Copy each line where the word "Asset" occurs.

[Stored entries]
- - - -

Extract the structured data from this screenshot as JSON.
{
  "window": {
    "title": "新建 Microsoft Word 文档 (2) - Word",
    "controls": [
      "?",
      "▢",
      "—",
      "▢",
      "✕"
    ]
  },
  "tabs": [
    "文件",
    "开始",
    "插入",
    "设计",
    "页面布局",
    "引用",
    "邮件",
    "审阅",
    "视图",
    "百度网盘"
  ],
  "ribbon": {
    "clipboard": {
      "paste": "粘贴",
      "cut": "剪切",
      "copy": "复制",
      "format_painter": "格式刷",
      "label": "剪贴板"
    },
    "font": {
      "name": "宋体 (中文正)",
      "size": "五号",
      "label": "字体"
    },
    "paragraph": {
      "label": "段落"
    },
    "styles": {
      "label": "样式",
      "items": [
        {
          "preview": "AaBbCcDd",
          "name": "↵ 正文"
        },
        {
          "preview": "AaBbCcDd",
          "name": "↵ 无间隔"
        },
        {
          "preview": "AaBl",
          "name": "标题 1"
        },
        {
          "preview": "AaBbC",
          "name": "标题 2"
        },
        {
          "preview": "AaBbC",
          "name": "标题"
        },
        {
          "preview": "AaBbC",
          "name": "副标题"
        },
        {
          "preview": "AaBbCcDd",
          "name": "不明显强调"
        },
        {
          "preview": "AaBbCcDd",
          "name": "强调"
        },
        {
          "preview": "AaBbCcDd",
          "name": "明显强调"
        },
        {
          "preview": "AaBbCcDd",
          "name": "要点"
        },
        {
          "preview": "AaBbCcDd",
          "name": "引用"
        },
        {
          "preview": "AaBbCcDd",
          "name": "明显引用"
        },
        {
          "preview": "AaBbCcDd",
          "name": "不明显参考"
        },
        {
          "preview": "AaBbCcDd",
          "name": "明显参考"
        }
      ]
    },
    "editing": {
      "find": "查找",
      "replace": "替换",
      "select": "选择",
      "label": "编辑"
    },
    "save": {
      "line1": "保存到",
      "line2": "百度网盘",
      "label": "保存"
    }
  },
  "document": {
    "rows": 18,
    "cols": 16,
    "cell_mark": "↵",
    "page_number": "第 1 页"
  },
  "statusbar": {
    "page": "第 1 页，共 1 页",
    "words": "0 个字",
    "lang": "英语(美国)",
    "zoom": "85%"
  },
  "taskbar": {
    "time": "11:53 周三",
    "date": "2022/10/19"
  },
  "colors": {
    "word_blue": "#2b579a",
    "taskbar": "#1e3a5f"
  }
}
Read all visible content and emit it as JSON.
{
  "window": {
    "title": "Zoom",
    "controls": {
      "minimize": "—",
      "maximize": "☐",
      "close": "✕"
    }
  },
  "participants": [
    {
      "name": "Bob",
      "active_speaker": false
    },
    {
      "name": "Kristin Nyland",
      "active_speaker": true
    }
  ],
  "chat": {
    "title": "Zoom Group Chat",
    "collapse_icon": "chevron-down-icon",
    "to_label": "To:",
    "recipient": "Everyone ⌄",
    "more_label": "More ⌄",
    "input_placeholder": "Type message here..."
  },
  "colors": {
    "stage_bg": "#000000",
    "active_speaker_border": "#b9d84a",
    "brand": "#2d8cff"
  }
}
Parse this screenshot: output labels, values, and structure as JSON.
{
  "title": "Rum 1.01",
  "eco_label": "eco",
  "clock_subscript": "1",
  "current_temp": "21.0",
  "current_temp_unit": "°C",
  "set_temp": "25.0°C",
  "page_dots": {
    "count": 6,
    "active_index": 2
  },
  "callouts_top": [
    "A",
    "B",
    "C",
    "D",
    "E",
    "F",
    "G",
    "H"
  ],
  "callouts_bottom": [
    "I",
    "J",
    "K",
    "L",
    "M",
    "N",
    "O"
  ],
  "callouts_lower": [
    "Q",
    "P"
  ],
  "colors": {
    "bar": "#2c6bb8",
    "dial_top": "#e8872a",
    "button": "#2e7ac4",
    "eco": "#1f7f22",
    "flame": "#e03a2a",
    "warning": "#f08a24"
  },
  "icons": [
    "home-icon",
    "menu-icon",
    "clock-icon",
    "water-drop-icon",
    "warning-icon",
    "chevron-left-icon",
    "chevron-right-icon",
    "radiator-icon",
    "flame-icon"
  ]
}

- - - -

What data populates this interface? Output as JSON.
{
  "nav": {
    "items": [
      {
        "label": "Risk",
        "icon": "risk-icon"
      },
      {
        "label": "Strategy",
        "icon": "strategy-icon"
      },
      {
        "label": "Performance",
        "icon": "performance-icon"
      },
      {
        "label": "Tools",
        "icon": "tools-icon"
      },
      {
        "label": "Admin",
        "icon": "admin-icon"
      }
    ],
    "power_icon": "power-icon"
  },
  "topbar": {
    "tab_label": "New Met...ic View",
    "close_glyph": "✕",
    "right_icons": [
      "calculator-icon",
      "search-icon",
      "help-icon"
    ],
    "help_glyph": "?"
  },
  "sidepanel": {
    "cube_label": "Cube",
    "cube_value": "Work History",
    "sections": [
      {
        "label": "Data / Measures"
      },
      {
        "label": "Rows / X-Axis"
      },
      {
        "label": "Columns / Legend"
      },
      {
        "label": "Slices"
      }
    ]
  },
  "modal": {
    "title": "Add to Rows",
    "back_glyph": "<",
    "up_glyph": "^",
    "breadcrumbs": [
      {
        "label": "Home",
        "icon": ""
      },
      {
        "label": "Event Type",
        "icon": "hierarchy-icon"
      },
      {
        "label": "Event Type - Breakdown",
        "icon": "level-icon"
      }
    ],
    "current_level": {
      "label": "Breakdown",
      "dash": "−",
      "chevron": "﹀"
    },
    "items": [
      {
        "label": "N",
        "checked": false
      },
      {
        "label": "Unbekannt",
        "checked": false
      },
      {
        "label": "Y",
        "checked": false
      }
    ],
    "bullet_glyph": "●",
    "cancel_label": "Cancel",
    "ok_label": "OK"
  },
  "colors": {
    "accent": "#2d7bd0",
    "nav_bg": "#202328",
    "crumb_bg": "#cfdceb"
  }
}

- - - -

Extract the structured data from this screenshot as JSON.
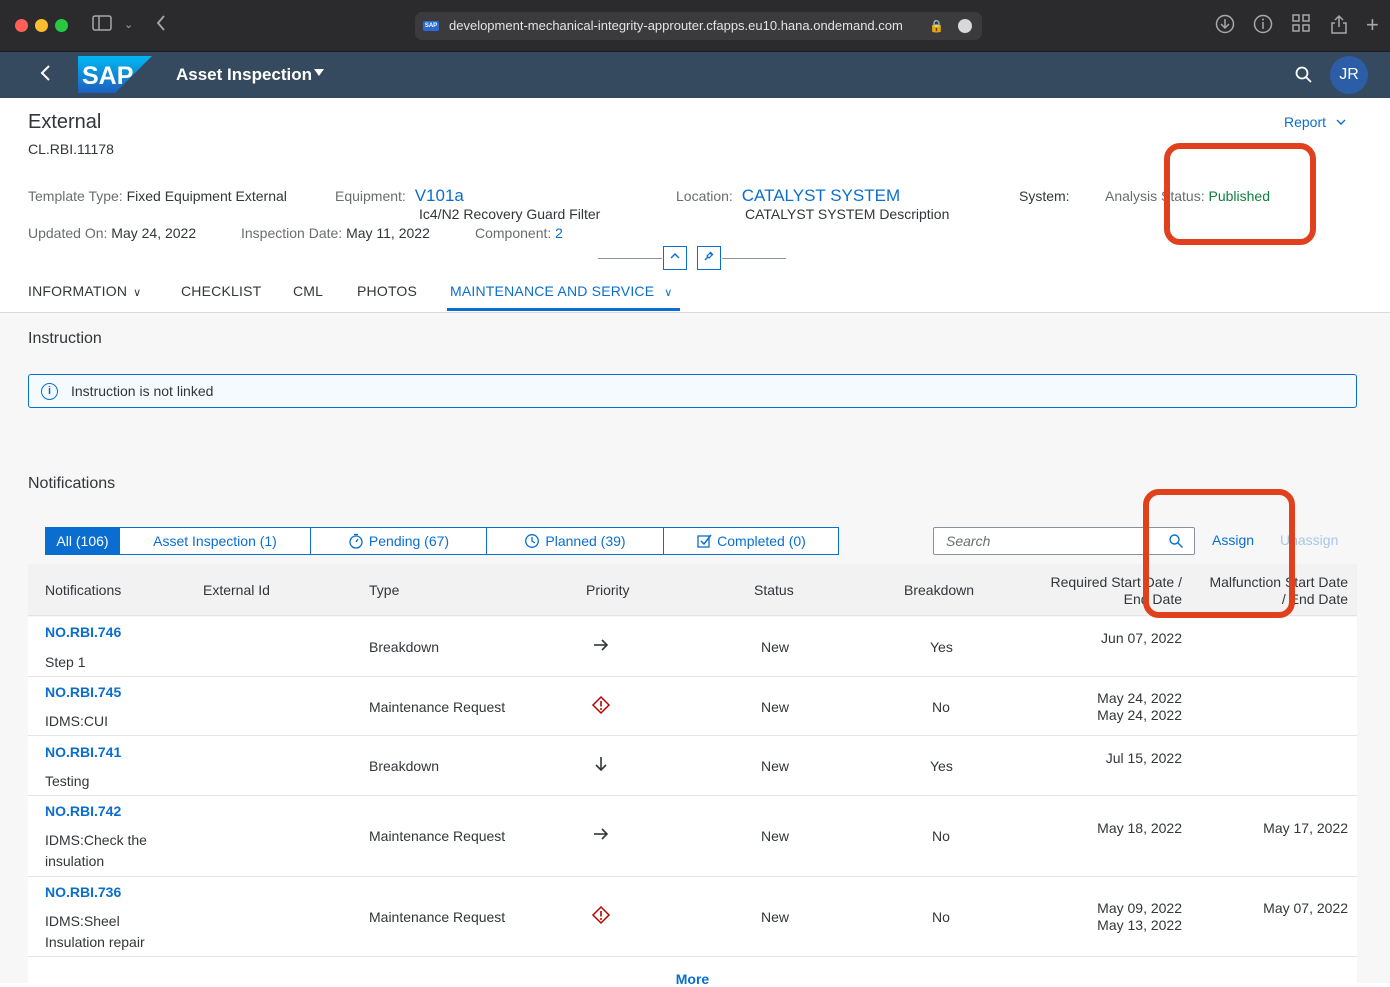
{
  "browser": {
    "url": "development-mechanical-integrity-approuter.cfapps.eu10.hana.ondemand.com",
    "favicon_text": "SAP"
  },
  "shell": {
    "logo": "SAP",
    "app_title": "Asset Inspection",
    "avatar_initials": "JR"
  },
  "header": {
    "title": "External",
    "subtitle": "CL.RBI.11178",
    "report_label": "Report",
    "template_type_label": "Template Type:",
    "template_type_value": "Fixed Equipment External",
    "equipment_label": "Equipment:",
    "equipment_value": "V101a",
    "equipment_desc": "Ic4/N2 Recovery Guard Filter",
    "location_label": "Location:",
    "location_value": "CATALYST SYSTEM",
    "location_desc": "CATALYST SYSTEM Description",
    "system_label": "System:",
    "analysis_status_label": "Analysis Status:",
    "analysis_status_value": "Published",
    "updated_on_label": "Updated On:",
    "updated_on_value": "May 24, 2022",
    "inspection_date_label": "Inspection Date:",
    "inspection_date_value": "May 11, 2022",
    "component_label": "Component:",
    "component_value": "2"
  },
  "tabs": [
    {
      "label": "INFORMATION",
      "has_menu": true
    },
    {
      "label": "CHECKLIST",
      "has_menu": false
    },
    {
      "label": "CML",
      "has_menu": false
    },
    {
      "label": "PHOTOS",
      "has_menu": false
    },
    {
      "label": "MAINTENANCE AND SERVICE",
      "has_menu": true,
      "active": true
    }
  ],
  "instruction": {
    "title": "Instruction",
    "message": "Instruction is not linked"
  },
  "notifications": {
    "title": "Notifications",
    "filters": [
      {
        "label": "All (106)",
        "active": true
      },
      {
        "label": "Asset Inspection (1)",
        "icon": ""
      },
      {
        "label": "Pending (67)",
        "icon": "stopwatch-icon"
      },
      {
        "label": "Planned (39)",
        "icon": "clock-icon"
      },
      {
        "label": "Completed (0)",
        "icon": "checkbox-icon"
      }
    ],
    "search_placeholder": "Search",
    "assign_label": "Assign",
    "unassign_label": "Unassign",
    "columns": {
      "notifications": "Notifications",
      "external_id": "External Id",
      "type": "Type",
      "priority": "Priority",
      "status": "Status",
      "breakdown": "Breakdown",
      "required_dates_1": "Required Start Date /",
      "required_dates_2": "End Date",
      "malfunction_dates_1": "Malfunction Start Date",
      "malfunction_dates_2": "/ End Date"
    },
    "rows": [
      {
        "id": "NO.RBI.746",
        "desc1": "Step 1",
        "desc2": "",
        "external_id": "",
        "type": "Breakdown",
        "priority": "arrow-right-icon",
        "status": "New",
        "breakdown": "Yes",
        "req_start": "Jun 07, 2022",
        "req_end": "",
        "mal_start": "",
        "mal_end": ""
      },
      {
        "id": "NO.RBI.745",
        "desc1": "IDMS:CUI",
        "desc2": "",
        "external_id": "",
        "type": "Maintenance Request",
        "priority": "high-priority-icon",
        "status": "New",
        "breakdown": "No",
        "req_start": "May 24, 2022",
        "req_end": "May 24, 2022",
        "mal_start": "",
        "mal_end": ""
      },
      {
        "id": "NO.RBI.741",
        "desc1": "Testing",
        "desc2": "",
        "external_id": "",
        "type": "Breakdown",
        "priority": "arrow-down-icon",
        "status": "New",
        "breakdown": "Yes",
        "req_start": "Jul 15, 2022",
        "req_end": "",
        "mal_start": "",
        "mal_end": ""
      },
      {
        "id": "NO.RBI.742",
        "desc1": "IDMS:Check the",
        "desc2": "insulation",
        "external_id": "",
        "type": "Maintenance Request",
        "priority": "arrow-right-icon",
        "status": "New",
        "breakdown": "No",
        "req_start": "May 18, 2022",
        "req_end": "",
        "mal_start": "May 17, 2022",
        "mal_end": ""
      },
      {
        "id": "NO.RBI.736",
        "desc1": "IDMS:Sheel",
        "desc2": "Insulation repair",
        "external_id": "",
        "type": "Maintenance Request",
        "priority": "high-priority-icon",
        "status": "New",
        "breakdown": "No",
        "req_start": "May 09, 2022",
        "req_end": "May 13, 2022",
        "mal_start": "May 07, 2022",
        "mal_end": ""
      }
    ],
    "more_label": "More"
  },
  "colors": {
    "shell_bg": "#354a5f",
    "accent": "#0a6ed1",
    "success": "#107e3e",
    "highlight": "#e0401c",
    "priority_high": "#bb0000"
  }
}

- - - -

Problem solution.
    "app_title": "Asset Inspection",
        "label": "Asset Inspection (1)",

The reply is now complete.